Questions at Issue

Part 12

Chapter 123,866 wordsPublic domain

The book called _Pages_ can naturally be compared with the _Poèmes en Prose_ of Baudelaire. Several of the sketches so named are now reprinted in _Vers et Prose_, and they strike me as the most distinguished and satisfactory of the published writings of M. Mallarmé. They are difficult, but far more intelligible than the enigmas which he calls his sonnets. _La Pipe_, in which the sight of an old meerschaum brings up dreams of London and the solitary lodgings there; _Le Nénuphar Blanc_, recording the vision of a lovely lady, visible for one tantalising moment to a rower in his boat; _Frisson d'Hiver_, the wholly fantastic and nebulous reverie of archaic elegances evoked by the ticking of a clock of Dresden china; each of these, and several more of these exquisite _Pages_, give just that impression of mystery and allusion which the author deems that style should give. They are exquisite--so far as they go--pure, distinguished, ingenious; and the fantastic oddity of their vocabulary seems in perfect accord with their general character.

Here is a fragment of _La Pénultième_, on which the reader may try his skill in comprehending the New French:

"Mais où s'installe l'irrécusable intervention du surnaturel, et le commencement de l'angoisse sous laquelle agonise mon esprit naguère seigneur, c'est quand je vis, levant les yeux, dans la rue des antiquaires instinctivement suivie, que j'étais devant la boutique d'un luthier vendeur de vieux instruments pendus au mur, et, à terre, des palmes jaunes et les ailes enfouies en l'ombre, d'oiseaux anciens. Je m'enfuis, bizarre, personne condamnée à porter probablement le deuil de l'inexplicable Pénultième."

As a translator, all the world must commend M. Mallarmé. He has put the poems of Poe into French in a way which is subtle almost without parallel. Each version is in simple prose, but so full, so reserved, so suavely mellifluous, that the metre and the rhymes continue to sing in an English ear. None could enter more tenderly than he into the strange charm of _Ulalume_, of _The Sleeper_, or of _The Raven_. It is rarely indeed that a word suggests that the melody of one, who was a symbolist and a weaver of enigmas like himself, has momentarily evaded the translator.

M. Mallarmé, who understands English so perfectly, has perhaps seen the poems of Sydney Dobell. He knows, it is possible, that thirty or forty years ago there was an English poet who cultivated the symbol, who deliquesced the language, as he himself does in French. Sydney Dobell wrote lovely, unintelligible things, that broke, every now and then, into rhapsodies of veritable beauty. But his whole system was violent. He became an eccentric cometary nebula, whirling away from our poetic system at a tangent. He whirled away, for all his sincere passion, into oblivion. This is what one fears for the Symbolists: that being read with so great an effort by their own generation, they may, by the next, not be read at all, and what is pure and genuine in their artistic impulses be lost. Something of M. Mallarmé will, however, always be turned back to with respect and perhaps with enthusiasm, for he is a true man of letters.

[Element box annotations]

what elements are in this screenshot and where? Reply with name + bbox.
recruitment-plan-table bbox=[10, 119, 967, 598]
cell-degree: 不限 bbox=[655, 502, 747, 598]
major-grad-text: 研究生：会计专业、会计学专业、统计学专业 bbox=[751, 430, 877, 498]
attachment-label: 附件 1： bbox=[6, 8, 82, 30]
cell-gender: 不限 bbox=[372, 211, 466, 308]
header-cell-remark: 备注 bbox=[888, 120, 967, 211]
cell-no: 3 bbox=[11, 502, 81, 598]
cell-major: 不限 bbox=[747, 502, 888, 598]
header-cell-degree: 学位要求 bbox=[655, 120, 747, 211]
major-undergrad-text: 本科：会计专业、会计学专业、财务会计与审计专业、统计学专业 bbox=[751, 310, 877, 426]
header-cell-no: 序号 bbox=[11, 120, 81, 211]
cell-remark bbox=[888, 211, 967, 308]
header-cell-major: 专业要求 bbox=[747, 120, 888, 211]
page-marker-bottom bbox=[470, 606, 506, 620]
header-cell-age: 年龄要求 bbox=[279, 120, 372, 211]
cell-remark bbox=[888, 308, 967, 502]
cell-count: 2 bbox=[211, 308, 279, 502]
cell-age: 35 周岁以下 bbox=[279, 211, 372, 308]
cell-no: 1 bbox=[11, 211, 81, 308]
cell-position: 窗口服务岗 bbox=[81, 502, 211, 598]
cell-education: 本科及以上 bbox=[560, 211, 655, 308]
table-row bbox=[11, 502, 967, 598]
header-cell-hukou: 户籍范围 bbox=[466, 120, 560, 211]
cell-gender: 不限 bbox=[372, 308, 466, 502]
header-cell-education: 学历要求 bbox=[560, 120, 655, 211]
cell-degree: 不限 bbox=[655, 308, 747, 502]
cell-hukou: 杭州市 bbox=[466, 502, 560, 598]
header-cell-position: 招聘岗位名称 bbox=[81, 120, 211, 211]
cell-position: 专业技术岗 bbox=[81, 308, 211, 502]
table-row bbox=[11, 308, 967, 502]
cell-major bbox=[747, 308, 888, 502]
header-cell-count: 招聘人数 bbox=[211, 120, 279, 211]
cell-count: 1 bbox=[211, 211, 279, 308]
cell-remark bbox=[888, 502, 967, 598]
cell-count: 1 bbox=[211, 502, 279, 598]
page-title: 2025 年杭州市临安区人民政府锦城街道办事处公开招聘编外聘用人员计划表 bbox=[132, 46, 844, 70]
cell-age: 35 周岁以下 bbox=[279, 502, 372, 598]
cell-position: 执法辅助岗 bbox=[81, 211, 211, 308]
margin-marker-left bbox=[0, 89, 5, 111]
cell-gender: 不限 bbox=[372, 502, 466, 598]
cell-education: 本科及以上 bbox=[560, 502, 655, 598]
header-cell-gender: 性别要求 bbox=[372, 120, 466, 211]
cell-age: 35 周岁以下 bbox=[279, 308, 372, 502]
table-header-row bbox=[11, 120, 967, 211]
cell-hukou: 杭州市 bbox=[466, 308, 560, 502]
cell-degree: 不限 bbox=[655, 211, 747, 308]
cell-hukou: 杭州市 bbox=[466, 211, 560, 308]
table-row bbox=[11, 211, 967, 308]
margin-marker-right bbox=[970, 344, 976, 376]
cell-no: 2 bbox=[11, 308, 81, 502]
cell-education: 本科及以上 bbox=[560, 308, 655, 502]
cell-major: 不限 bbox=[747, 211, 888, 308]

• What to work on
In the passage on Mallarmé above, list every poem by Poe that is named by title.

• Answer to this exercise
Ulalume
The Sleeper
The Raven